> **INSTRUCTION**:
Images should be left out, and everything else in the listing reproduced exactly.

> **STORED ROWS**:
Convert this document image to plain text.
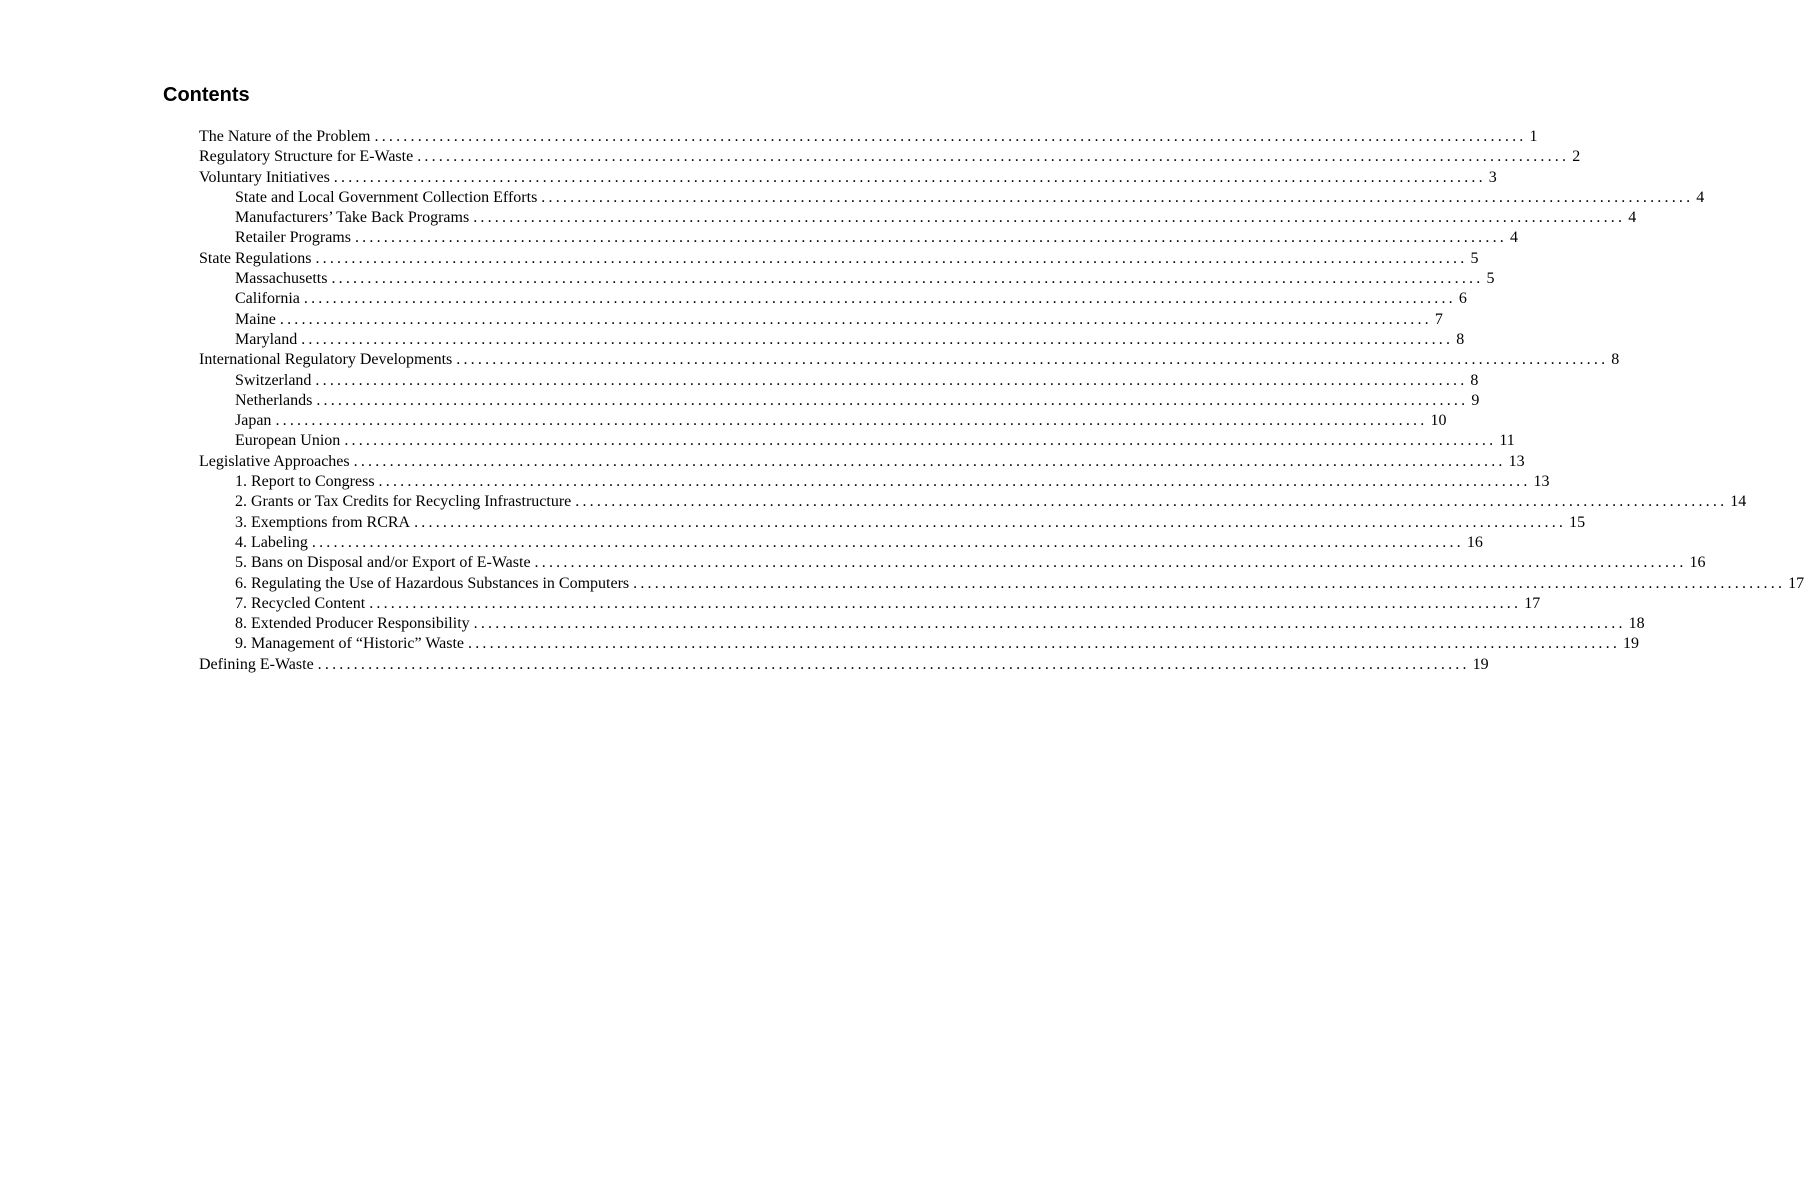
Contents
The Nature of the Problem ................................................................................................................................................................ 1
Regulatory Structure for E-Waste ................................................................................................................................................................ 2
Voluntary Initiatives ................................................................................................................................................................ 3
State and Local Government Collection Efforts ................................................................................................................................................................ 4
Manufacturers’ Take Back Programs ................................................................................................................................................................ 4
Retailer Programs ................................................................................................................................................................ 4
State Regulations ................................................................................................................................................................ 5
Massachusetts ................................................................................................................................................................ 5
California ................................................................................................................................................................ 6
Maine ................................................................................................................................................................ 7
Maryland ................................................................................................................................................................ 8
International Regulatory Developments ................................................................................................................................................................ 8
Switzerland ................................................................................................................................................................ 8
Netherlands ................................................................................................................................................................ 9
Japan ................................................................................................................................................................ 10
European Union ................................................................................................................................................................ 11
Legislative Approaches ................................................................................................................................................................ 13
1. Report to Congress ................................................................................................................................................................ 13
2. Grants or Tax Credits for Recycling Infrastructure ................................................................................................................................................................ 14
3. Exemptions from RCRA ................................................................................................................................................................ 15
4. Labeling ................................................................................................................................................................ 16
5. Bans on Disposal and/or Export of E-Waste ................................................................................................................................................................ 16
6. Regulating the Use of Hazardous Substances in Computers ................................................................................................................................................................ 17
7. Recycled Content ................................................................................................................................................................ 17
8. Extended Producer Responsibility ................................................................................................................................................................ 18
9. Management of “Historic” Waste ................................................................................................................................................................ 19
Defining E-Waste ................................................................................................................................................................ 19
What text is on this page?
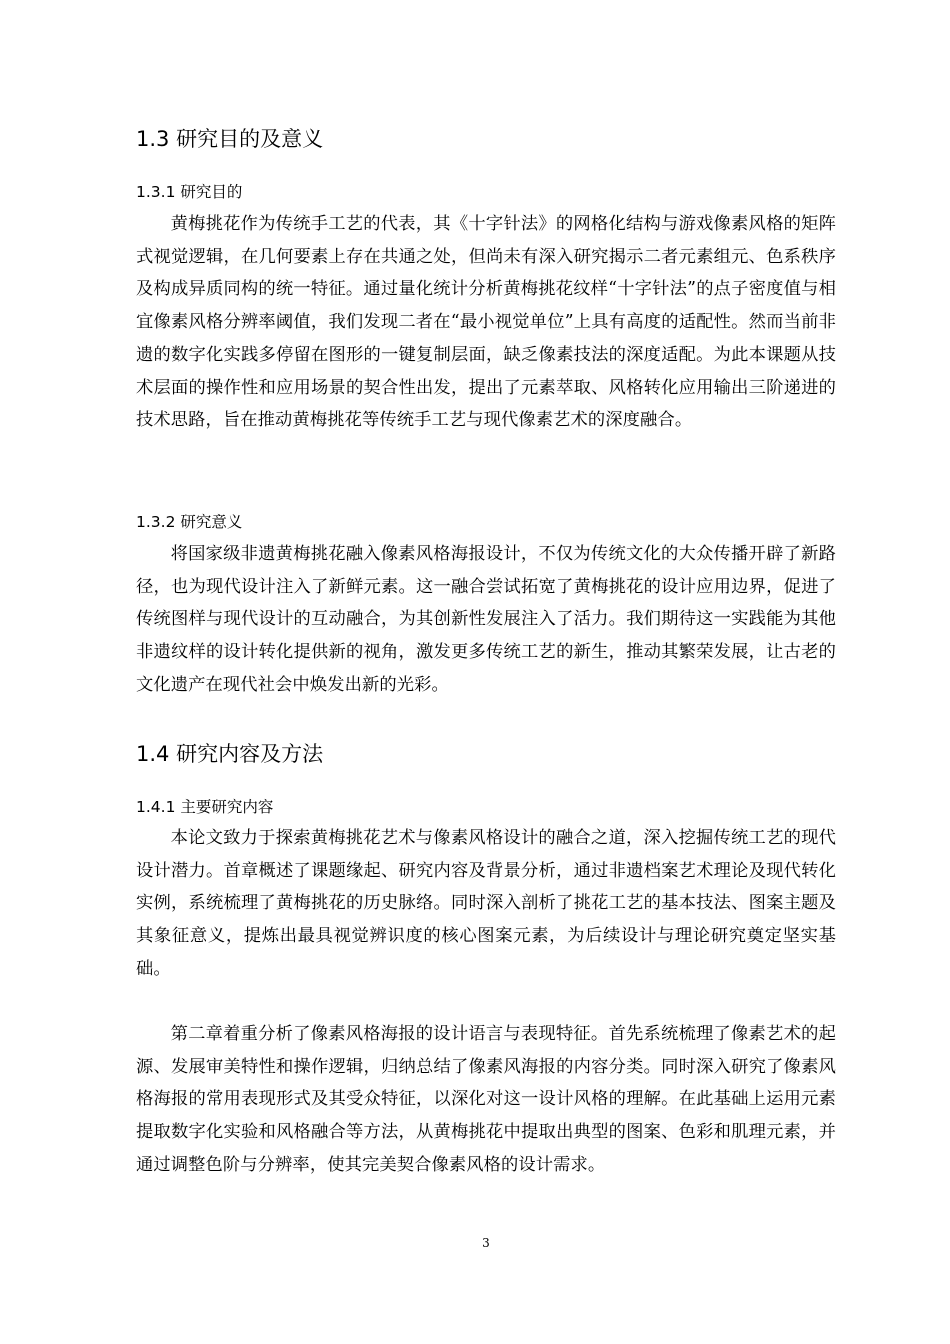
1.3 研究目的及意义
1.3.1 研究目的

黄梅挑花作为传统手工艺的代表，其《十字针法》的网格化结构与游戏像素风格的矩阵式视觉逻辑，在几何要素上存在共通之处，但尚未有深入研究揭示二者元素组元、色系秩序及构成异质同构的统一特征。通过量化统计分析黄梅挑花纹样“十字针法”的点子密度值与相宜像素风格分辨率阈值，我们发现二者在“最小视觉单位”上具有高度的适配性。然而当前非遗的数字化实践多停留在图形的一键复制层面，缺乏像素技法的深度适配。为此本课题从技术层面的操作性和应用场景的契合性出发，提出了元素萃取、风格转化应用输出三阶递进的技术思路，旨在推动黄梅挑花等传统手工艺与现代像素艺术的深度融合。

1.3.2 研究意义

将国家级非遗黄梅挑花融入像素风格海报设计，不仅为传统文化的大众传播开辟了新路径，也为现代设计注入了新鲜元素。这一融合尝试拓宽了黄梅挑花的设计应用边界，促进了传统图样与现代设计的互动融合，为其创新性发展注入了活力。我们期待这一实践能为其他非遗纹样的设计转化提供新的视角，激发更多传统工艺的新生，推动其繁荣发展，让古老的文化遗产在现代社会中焕发出新的光彩。

1.4 研究内容及方法
1.4.1 主要研究内容

本论文致力于探索黄梅挑花艺术与像素风格设计的融合之道，深入挖掘传统工艺的现代设计潜力。首章概述了课题缘起、研究内容及背景分析，通过非遗档案艺术理论及现代转化实例，系统梳理了黄梅挑花的历史脉络。同时深入剖析了挑花工艺的基本技法、图案主题及其象征意义，提炼出最具视觉辨识度的核心图案元素，为后续设计与理论研究奠定坚实基础。

第二章着重分析了像素风格海报的设计语言与表现特征。首先系统梳理了像素艺术的起源、发展审美特性和操作逻辑，归纳总结了像素风海报的内容分类。同时深入研究了像素风格海报的常用表现形式及其受众特征，以深化对这一设计风格的理解。在此基础上运用元素提取数字化实验和风格融合等方法，从黄梅挑花中提取出典型的图案、色彩和肌理元素，并通过调整色阶与分辨率，使其完美契合像素风格的设计需求。

3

> **WRITTEN RESPONSE**:
Convert this document image to plain text.
Contents
The Nature of the Problem ................................................................................................................................................................ 1
Regulatory Structure for E-Waste ................................................................................................................................................................ 2
Voluntary Initiatives ................................................................................................................................................................ 3
State and Local Government Collection Efforts ................................................................................................................................................................ 4
Manufacturers’ Take Back Programs ................................................................................................................................................................ 4
Retailer Programs ................................................................................................................................................................ 4
State Regulations ................................................................................................................................................................ 5
Massachusetts ................................................................................................................................................................ 5
California ................................................................................................................................................................ 6
Maine ................................................................................................................................................................ 7
Maryland ................................................................................................................................................................ 8
International Regulatory Developments ................................................................................................................................................................ 8
Switzerland ................................................................................................................................................................ 8
Netherlands ................................................................................................................................................................ 9
Japan ................................................................................................................................................................ 10
European Union ................................................................................................................................................................ 11
Legislative Approaches ................................................................................................................................................................ 13
1. Report to Congress ................................................................................................................................................................ 13
2. Grants or Tax Credits for Recycling Infrastructure ................................................................................................................................................................ 14
3. Exemptions from RCRA ................................................................................................................................................................ 15
4. Labeling ................................................................................................................................................................ 16
5. Bans on Disposal and/or Export of E-Waste ................................................................................................................................................................ 16
6. Regulating the Use of Hazardous Substances in Computers ................................................................................................................................................................ 17
7. Recycled Content ................................................................................................................................................................ 17
8. Extended Producer Responsibility ................................................................................................................................................................ 18
9. Management of “Historic” Waste ................................................................................................................................................................ 19
Defining E-Waste ................................................................................................................................................................ 19
What text is on this page?
1.3 研究目的及意义
1.3.1 研究目的

黄梅挑花作为传统手工艺的代表，其《十字针法》的网格化结构与游戏像素风格的矩阵式视觉逻辑，在几何要素上存在共通之处，但尚未有深入研究揭示二者元素组元、色系秩序及构成异质同构的统一特征。通过量化统计分析黄梅挑花纹样“十字针法”的点子密度值与相宜像素风格分辨率阈值，我们发现二者在“最小视觉单位”上具有高度的适配性。然而当前非遗的数字化实践多停留在图形的一键复制层面，缺乏像素技法的深度适配。为此本课题从技术层面的操作性和应用场景的契合性出发，提出了元素萃取、风格转化应用输出三阶递进的技术思路，旨在推动黄梅挑花等传统手工艺与现代像素艺术的深度融合。

1.3.2 研究意义

将国家级非遗黄梅挑花融入像素风格海报设计，不仅为传统文化的大众传播开辟了新路径，也为现代设计注入了新鲜元素。这一融合尝试拓宽了黄梅挑花的设计应用边界，促进了传统图样与现代设计的互动融合，为其创新性发展注入了活力。我们期待这一实践能为其他非遗纹样的设计转化提供新的视角，激发更多传统工艺的新生，推动其繁荣发展，让古老的文化遗产在现代社会中焕发出新的光彩。

1.4 研究内容及方法
1.4.1 主要研究内容

本论文致力于探索黄梅挑花艺术与像素风格设计的融合之道，深入挖掘传统工艺的现代设计潜力。首章概述了课题缘起、研究内容及背景分析，通过非遗档案艺术理论及现代转化实例，系统梳理了黄梅挑花的历史脉络。同时深入剖析了挑花工艺的基本技法、图案主题及其象征意义，提炼出最具视觉辨识度的核心图案元素，为后续设计与理论研究奠定坚实基础。

第二章着重分析了像素风格海报的设计语言与表现特征。首先系统梳理了像素艺术的起源、发展审美特性和操作逻辑，归纳总结了像素风海报的内容分类。同时深入研究了像素风格海报的常用表现形式及其受众特征，以深化对这一设计风格的理解。在此基础上运用元素提取数字化实验和风格融合等方法，从黄梅挑花中提取出典型的图案、色彩和肌理元素，并通过调整色阶与分辨率，使其完美契合像素风格的设计需求。

3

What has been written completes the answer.